■ Set problem ■
Would you transcribe all of the data exactly, down to the last character?

■ Source data ■
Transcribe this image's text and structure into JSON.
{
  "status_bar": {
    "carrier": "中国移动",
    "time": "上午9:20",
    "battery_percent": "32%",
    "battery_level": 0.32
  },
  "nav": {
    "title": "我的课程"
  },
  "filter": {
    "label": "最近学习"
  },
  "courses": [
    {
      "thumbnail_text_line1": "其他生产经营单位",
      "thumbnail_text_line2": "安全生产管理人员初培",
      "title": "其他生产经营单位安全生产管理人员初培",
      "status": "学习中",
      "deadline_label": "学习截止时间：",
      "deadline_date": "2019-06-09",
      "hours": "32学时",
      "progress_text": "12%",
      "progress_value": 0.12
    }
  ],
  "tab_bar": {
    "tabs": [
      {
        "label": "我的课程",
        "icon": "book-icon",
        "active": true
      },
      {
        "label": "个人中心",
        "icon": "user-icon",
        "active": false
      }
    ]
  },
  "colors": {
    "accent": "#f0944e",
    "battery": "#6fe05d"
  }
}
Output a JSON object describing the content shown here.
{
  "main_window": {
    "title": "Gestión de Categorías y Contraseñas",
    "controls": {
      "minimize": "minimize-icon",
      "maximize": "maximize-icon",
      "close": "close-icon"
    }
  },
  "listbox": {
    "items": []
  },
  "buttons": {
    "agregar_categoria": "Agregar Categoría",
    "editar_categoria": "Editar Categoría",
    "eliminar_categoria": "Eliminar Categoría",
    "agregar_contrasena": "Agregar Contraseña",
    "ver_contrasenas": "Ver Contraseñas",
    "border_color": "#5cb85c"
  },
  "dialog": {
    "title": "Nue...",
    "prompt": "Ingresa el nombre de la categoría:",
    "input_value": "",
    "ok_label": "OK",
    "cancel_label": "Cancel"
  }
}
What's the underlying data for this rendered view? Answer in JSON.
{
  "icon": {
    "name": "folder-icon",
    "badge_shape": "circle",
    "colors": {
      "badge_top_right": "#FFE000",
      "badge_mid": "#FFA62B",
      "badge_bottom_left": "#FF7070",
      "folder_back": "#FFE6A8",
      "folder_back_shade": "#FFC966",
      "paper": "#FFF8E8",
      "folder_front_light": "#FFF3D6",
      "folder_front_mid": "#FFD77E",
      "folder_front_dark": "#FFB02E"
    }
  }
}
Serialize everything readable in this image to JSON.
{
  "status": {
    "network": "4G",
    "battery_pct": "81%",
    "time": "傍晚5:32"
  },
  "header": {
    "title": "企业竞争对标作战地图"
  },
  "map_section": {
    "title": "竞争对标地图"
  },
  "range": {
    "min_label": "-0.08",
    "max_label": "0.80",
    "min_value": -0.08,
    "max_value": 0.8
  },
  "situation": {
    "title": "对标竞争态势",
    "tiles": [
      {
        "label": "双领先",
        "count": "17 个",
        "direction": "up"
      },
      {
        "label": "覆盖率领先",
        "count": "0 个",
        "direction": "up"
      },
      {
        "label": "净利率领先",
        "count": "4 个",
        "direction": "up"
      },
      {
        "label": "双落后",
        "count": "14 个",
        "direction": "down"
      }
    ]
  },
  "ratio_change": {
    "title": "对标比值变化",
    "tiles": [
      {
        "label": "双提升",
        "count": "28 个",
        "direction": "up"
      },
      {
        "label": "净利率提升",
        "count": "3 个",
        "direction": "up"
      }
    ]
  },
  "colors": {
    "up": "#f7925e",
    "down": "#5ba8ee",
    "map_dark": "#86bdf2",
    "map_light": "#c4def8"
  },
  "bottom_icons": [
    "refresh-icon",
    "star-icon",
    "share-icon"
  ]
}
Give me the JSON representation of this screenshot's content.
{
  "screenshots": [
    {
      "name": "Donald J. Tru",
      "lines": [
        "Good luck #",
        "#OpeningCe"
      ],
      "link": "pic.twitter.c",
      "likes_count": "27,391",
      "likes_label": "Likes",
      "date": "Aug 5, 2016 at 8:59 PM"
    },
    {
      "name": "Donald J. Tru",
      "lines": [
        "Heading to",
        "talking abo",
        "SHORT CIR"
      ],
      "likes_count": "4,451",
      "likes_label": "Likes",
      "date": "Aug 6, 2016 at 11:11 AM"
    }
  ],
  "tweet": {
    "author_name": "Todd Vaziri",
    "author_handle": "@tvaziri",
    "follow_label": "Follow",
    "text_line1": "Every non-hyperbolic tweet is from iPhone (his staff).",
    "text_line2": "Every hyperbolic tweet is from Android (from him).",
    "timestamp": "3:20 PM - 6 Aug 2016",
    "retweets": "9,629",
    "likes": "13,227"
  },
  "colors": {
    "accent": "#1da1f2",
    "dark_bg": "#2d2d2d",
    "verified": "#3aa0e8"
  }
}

■ Reply ■
Transcribe this image's text and structure into JSON.
{
  "status_bar": {
    "carrier": "中国移动",
    "time": "上午9:20",
    "battery_percent": "32%",
    "battery_level": 0.32
  },
  "nav": {
    "title": "我的课程"
  },
  "filter": {
    "label": "最近学习"
  },
  "courses": [
    {
      "thumbnail_text_line1": "其他生产经营单位",
      "thumbnail_text_line2": "安全生产管理人员初培",
      "title": "其他生产经营单位安全生产管理人员初培",
      "status": "学习中",
      "deadline_label": "学习截止时间：",
      "deadline_date": "2019-06-09",
      "hours": "32学时",
      "progress_text": "12%",
      "progress_value": 0.12
    }
  ],
  "tab_bar": {
    "tabs": [
      {
        "label": "我的课程",
        "icon": "book-icon",
        "active": true
      },
      {
        "label": "个人中心",
        "icon": "user-icon",
        "active": false
      }
    ]
  },
  "colors": {
    "accent": "#f0944e",
    "battery": "#6fe05d"
  }
}
Output a JSON object describing the content shown here.
{
  "main_window": {
    "title": "Gestión de Categorías y Contraseñas",
    "controls": {
      "minimize": "minimize-icon",
      "maximize": "maximize-icon",
      "close": "close-icon"
    }
  },
  "listbox": {
    "items": []
  },
  "buttons": {
    "agregar_categoria": "Agregar Categoría",
    "editar_categoria": "Editar Categoría",
    "eliminar_categoria": "Eliminar Categoría",
    "agregar_contrasena": "Agregar Contraseña",
    "ver_contrasenas": "Ver Contraseñas",
    "border_color": "#5cb85c"
  },
  "dialog": {
    "title": "Nue...",
    "prompt": "Ingresa el nombre de la categoría:",
    "input_value": "",
    "ok_label": "OK",
    "cancel_label": "Cancel"
  }
}
What's the underlying data for this rendered view? Answer in JSON.
{
  "icon": {
    "name": "folder-icon",
    "badge_shape": "circle",
    "colors": {
      "badge_top_right": "#FFE000",
      "badge_mid": "#FFA62B",
      "badge_bottom_left": "#FF7070",
      "folder_back": "#FFE6A8",
      "folder_back_shade": "#FFC966",
      "paper": "#FFF8E8",
      "folder_front_light": "#FFF3D6",
      "folder_front_mid": "#FFD77E",
      "folder_front_dark": "#FFB02E"
    }
  }
}
Serialize everything readable in this image to JSON.
{
  "status": {
    "network": "4G",
    "battery_pct": "81%",
    "time": "傍晚5:32"
  },
  "header": {
    "title": "企业竞争对标作战地图"
  },
  "map_section": {
    "title": "竞争对标地图"
  },
  "range": {
    "min_label": "-0.08",
    "max_label": "0.80",
    "min_value": -0.08,
    "max_value": 0.8
  },
  "situation": {
    "title": "对标竞争态势",
    "tiles": [
      {
        "label": "双领先",
        "count": "17 个",
        "direction": "up"
      },
      {
        "label": "覆盖率领先",
        "count": "0 个",
        "direction": "up"
      },
      {
        "label": "净利率领先",
        "count": "4 个",
        "direction": "up"
      },
      {
        "label": "双落后",
        "count": "14 个",
        "direction": "down"
      }
    ]
  },
  "ratio_change": {
    "title": "对标比值变化",
    "tiles": [
      {
        "label": "双提升",
        "count": "28 个",
        "direction": "up"
      },
      {
        "label": "净利率提升",
        "count": "3 个",
        "direction": "up"
      }
    ]
  },
  "colors": {
    "up": "#f7925e",
    "down": "#5ba8ee",
    "map_dark": "#86bdf2",
    "map_light": "#c4def8"
  },
  "bottom_icons": [
    "refresh-icon",
    "star-icon",
    "share-icon"
  ]
}
Give me the JSON representation of this screenshot's content.
{
  "screenshots": [
    {
      "name": "Donald J. Tru",
      "lines": [
        "Good luck #",
        "#OpeningCe"
      ],
      "link": "pic.twitter.c",
      "likes_count": "27,391",
      "likes_label": "Likes",
      "date": "Aug 5, 2016 at 8:59 PM"
    },
    {
      "name": "Donald J. Tru",
      "lines": [
        "Heading to",
        "talking abo",
        "SHORT CIR"
      ],
      "likes_count": "4,451",
      "likes_label": "Likes",
      "date": "Aug 6, 2016 at 11:11 AM"
    }
  ],
  "tweet": {
    "author_name": "Todd Vaziri",
    "author_handle": "@tvaziri",
    "follow_label": "Follow",
    "text_line1": "Every non-hyperbolic tweet is from iPhone (his staff).",
    "text_line2": "Every hyperbolic tweet is from Android (from him).",
    "timestamp": "3:20 PM - 6 Aug 2016",
    "retweets": "9,629",
    "likes": "13,227"
  },
  "colors": {
    "accent": "#1da1f2",
    "dark_bg": "#2d2d2d",
    "verified": "#3aa0e8"
  }
}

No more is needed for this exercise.